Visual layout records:
* Begin *

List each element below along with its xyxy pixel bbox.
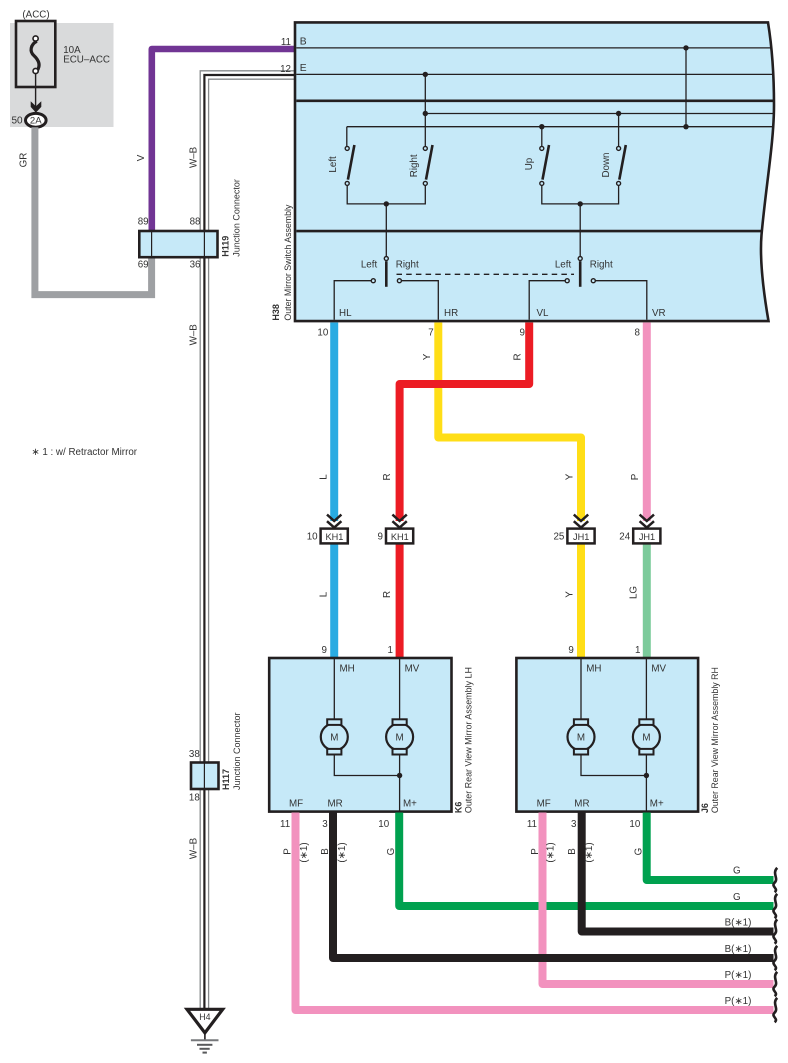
svg-text:Outer Rear View Mirror Assembl: Outer Rear View Mirror Assembly RH: [710, 667, 720, 813]
svg-text:KH1: KH1: [391, 532, 409, 542]
svg-text:G: G: [733, 892, 741, 903]
svg-text:VR: VR: [652, 308, 666, 319]
svg-text:MR: MR: [574, 798, 589, 809]
svg-text:MH: MH: [586, 664, 601, 675]
svg-text:Right: Right: [409, 154, 420, 177]
svg-text:KH1: KH1: [325, 532, 343, 542]
svg-text:10: 10: [629, 819, 640, 830]
svg-text:9: 9: [520, 328, 525, 339]
svg-text:10: 10: [307, 531, 318, 542]
svg-text:36: 36: [190, 260, 201, 271]
svg-text:(∗1): (∗1): [299, 842, 310, 862]
svg-text:R: R: [382, 591, 393, 598]
svg-text:G: G: [733, 866, 741, 877]
svg-text:H4: H4: [199, 1012, 210, 1022]
svg-text:LG: LG: [629, 586, 640, 599]
svg-text:M: M: [642, 732, 650, 743]
svg-text:W–B: W–B: [188, 837, 199, 859]
svg-text:E: E: [300, 63, 307, 74]
svg-text:V: V: [136, 154, 147, 161]
svg-text:HL: HL: [339, 308, 352, 319]
svg-text:B: B: [300, 36, 307, 47]
svg-text:M: M: [330, 732, 338, 743]
svg-text:Right: Right: [590, 259, 613, 270]
svg-text:B: B: [567, 848, 578, 855]
svg-text:88: 88: [190, 217, 201, 228]
svg-text:9: 9: [322, 645, 327, 656]
svg-text:H117: H117: [221, 769, 231, 790]
svg-text:11: 11: [280, 819, 290, 830]
svg-text:G: G: [386, 848, 397, 856]
svg-text:89: 89: [138, 217, 149, 228]
svg-text:Outer Mirror Switch Assembly: Outer Mirror Switch Assembly: [283, 204, 293, 320]
svg-text:2A: 2A: [30, 116, 42, 127]
svg-text:B: B: [320, 848, 331, 855]
svg-text:J6: J6: [700, 803, 710, 813]
svg-text:1: 1: [388, 645, 393, 656]
svg-text:MR: MR: [328, 798, 343, 809]
svg-text:24: 24: [619, 531, 630, 542]
svg-text:9: 9: [568, 645, 573, 656]
svg-text:H38: H38: [271, 304, 281, 321]
svg-text:∗ 1 : w/ Retractor Mirror: ∗ 1 : w/ Retractor Mirror: [31, 447, 137, 458]
svg-text:R: R: [513, 353, 524, 360]
svg-text:11: 11: [527, 819, 537, 830]
svg-text:(ACC): (ACC): [22, 10, 49, 21]
svg-text:Y: Y: [565, 473, 576, 480]
svg-text:MF: MF: [537, 798, 551, 809]
svg-text:MV: MV: [405, 664, 420, 675]
svg-text:MV: MV: [651, 664, 666, 675]
svg-text:JH1: JH1: [573, 532, 589, 542]
svg-text:38: 38: [189, 749, 200, 760]
svg-text:M+: M+: [403, 798, 417, 809]
svg-text:ECU–ACC: ECU–ACC: [63, 55, 110, 66]
svg-text:L: L: [318, 591, 329, 597]
svg-text:(∗1): (∗1): [337, 842, 348, 862]
svg-text:P(∗1): P(∗1): [725, 996, 752, 1007]
svg-text:10: 10: [317, 328, 328, 339]
svg-text:H119: H119: [220, 236, 230, 257]
svg-text:R: R: [382, 473, 393, 480]
svg-text:50: 50: [11, 115, 23, 126]
svg-text:Left: Left: [361, 259, 378, 270]
svg-text:Y: Y: [565, 591, 576, 598]
svg-text:P: P: [630, 473, 641, 480]
svg-text:MF: MF: [289, 798, 303, 809]
svg-text:K6: K6: [454, 802, 464, 814]
svg-text:3: 3: [322, 819, 328, 830]
svg-text:P(∗1): P(∗1): [725, 970, 752, 981]
svg-text:12: 12: [280, 64, 291, 75]
svg-text:Left: Left: [328, 156, 339, 173]
svg-text:Up: Up: [524, 157, 535, 170]
svg-text:10: 10: [378, 819, 389, 830]
svg-text:69: 69: [138, 260, 149, 271]
svg-text:W–B: W–B: [188, 146, 199, 168]
svg-text:3: 3: [571, 819, 577, 830]
svg-text:Junction Connector: Junction Connector: [232, 712, 242, 790]
svg-text:Right: Right: [396, 259, 419, 270]
svg-text:MH: MH: [340, 664, 355, 675]
svg-text:8: 8: [635, 328, 641, 339]
svg-text:P: P: [283, 848, 294, 855]
svg-text:7: 7: [428, 328, 433, 339]
svg-text:18: 18: [189, 793, 200, 804]
svg-text:P: P: [530, 848, 541, 855]
svg-text:W–B: W–B: [188, 324, 199, 346]
svg-text:JH1: JH1: [639, 532, 655, 542]
svg-text:M: M: [577, 732, 585, 743]
svg-text:M: M: [396, 732, 404, 743]
svg-text:L: L: [318, 474, 329, 480]
svg-text:GR: GR: [18, 153, 29, 168]
svg-text:Y: Y: [422, 353, 433, 360]
svg-text:G: G: [634, 848, 645, 856]
svg-text:(∗1): (∗1): [545, 842, 556, 862]
svg-text:B(∗1): B(∗1): [725, 918, 752, 929]
svg-text:9: 9: [378, 531, 383, 542]
svg-text:B(∗1): B(∗1): [725, 944, 752, 955]
svg-text:Outer Rear View Mirror Assembl: Outer Rear View Mirror Assembly LH: [463, 667, 473, 813]
svg-text:Junction Connector: Junction Connector: [231, 179, 241, 257]
svg-text:VL: VL: [537, 308, 550, 319]
svg-text:Left: Left: [555, 259, 572, 270]
svg-text:HR: HR: [444, 308, 458, 319]
svg-text:Down: Down: [601, 152, 612, 177]
svg-text:11: 11: [281, 37, 291, 48]
svg-text:25: 25: [553, 531, 564, 542]
svg-text:M+: M+: [650, 798, 664, 809]
svg-text:1: 1: [635, 645, 640, 656]
svg-text:(∗1): (∗1): [584, 842, 595, 862]
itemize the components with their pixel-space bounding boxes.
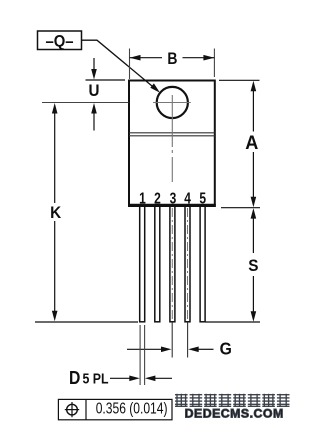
mounting hole <box>157 87 188 118</box>
pin 1 lead <box>140 206 145 322</box>
extension line between A and S (at body bottom) <box>221 207 260 209</box>
watermark chinese characters (drawn as glyph blocks) <box>175 394 290 407</box>
svg-text:G: G <box>220 339 232 359</box>
svg-text:K: K <box>50 203 61 222</box>
tab separation line lower <box>129 135 215 137</box>
pin number 2 <box>154 189 161 207</box>
dimension G line left segment with right arrow <box>127 347 172 353</box>
dimension A line with arrows <box>251 81 257 208</box>
pin 3 lead <box>170 206 175 322</box>
dimension G line right segment with left arrow <box>188 347 213 353</box>
pin 4 lead <box>185 206 190 322</box>
svg-text:U: U <box>89 82 100 100</box>
pin 3 centerline (inside lead, below body) <box>171 208 173 321</box>
dimension A label <box>245 131 258 153</box>
pin 4 centerline (inside lead, below body) <box>187 208 189 321</box>
pin number 5 <box>199 189 206 207</box>
true position symbol <box>65 402 79 417</box>
hole vertical centerline (dash-dot down through body) <box>171 95 173 182</box>
dimension B extension line right <box>213 49 215 78</box>
dimension K line lower segment with down arrow <box>52 221 58 321</box>
dimension U label <box>89 82 100 100</box>
dimension B label <box>167 50 177 69</box>
dimension D extension line left (pin1 left edge) <box>139 325 141 385</box>
dimension B extension line left <box>129 49 131 80</box>
svg-text:5: 5 <box>199 189 206 207</box>
svg-text:DEDECMS.COM: DEDECMS.COM <box>185 407 284 421</box>
pin number 1 <box>139 189 146 207</box>
dimension B line and arrows <box>130 55 215 61</box>
dimension S label <box>248 256 258 275</box>
pin number 3 <box>170 189 177 207</box>
svg-text:A: A <box>245 131 258 153</box>
dimension D line with arrows <box>110 376 172 382</box>
datum Q label box <box>38 31 82 51</box>
svg-text:D: D <box>69 367 80 389</box>
dimension S line with arrows <box>251 208 257 322</box>
svg-text:–Q–: –Q– <box>45 33 73 51</box>
hole center extension line (left, for U and K) <box>42 102 129 104</box>
dimension U lower arrow (up) <box>91 103 97 131</box>
package body outline <box>128 81 216 207</box>
feature control frame box <box>58 399 172 419</box>
svg-text:5 PL: 5 PL <box>83 371 109 387</box>
svg-text:0.356 (0.014): 0.356 (0.014) <box>96 399 168 417</box>
svg-text:1: 1 <box>139 189 146 207</box>
pin 4 centerline extension below tips <box>187 322 189 358</box>
dimension U top tick line <box>86 79 126 81</box>
svg-text:3: 3 <box>170 189 177 207</box>
dimension G label <box>220 339 232 359</box>
svg-text:2: 2 <box>154 189 161 207</box>
dimension K line upper segment with up arrow <box>52 103 58 203</box>
watermark dedecms.com text <box>185 407 284 421</box>
dimension A extension line top <box>219 79 260 81</box>
pin tips extension line right segment <box>206 321 261 323</box>
hole horizontal crosshair <box>153 102 191 104</box>
pin 2 lead <box>155 206 160 322</box>
tab separation line upper <box>129 132 215 134</box>
pin 5 lead <box>200 206 205 322</box>
dimension K label <box>50 203 61 222</box>
datum Q leader line with arrowhead to hole <box>82 40 161 92</box>
svg-text:4: 4 <box>184 189 191 207</box>
svg-text:S: S <box>248 256 258 275</box>
tolerance value text <box>96 399 168 417</box>
pin 3 centerline extension below tips <box>171 322 173 358</box>
dimension D extension line right (pin1 right edge) <box>144 325 146 385</box>
dimension U upper arrow (down) <box>91 58 97 80</box>
svg-text:B: B <box>167 50 177 69</box>
pin number 4 <box>184 189 191 207</box>
pin tips extension line left segment <box>35 321 138 323</box>
dimension D label <box>69 367 109 389</box>
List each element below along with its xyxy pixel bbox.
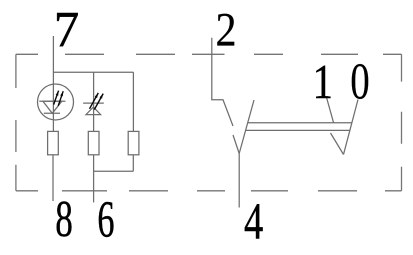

* End *

[Task prompt]: Update everything from the line containing "mounting hole <box>157 87 188 118</box>" down to the line containing "pin 3 centerline (inside" by swapping each "lead" for "terminal", leaving all else unchanged.

[Solution]:
mounting hole <box>157 87 188 118</box>
pin 1 terminal <box>140 206 145 322</box>
extension line between A and S (at body bottom) <box>221 207 260 209</box>
watermark chinese characters (drawn as glyph blocks) <box>175 394 290 407</box>
svg-text:G: G <box>220 339 232 359</box>
svg-text:K: K <box>50 203 61 222</box>
tab separation line lower <box>129 135 215 137</box>
pin number 2 <box>154 189 161 207</box>
dimension G line left segment with right arrow <box>127 347 172 353</box>
dimension A line with arrows <box>251 81 257 208</box>
pin 3 terminal <box>170 206 175 322</box>
dimension G line right segment with left arrow <box>188 347 213 353</box>
pin 4 terminal <box>185 206 190 322</box>
svg-text:U: U <box>89 82 100 100</box>
pin 3 centerline (inside terminal, below body) <box>171 208 173 321</box>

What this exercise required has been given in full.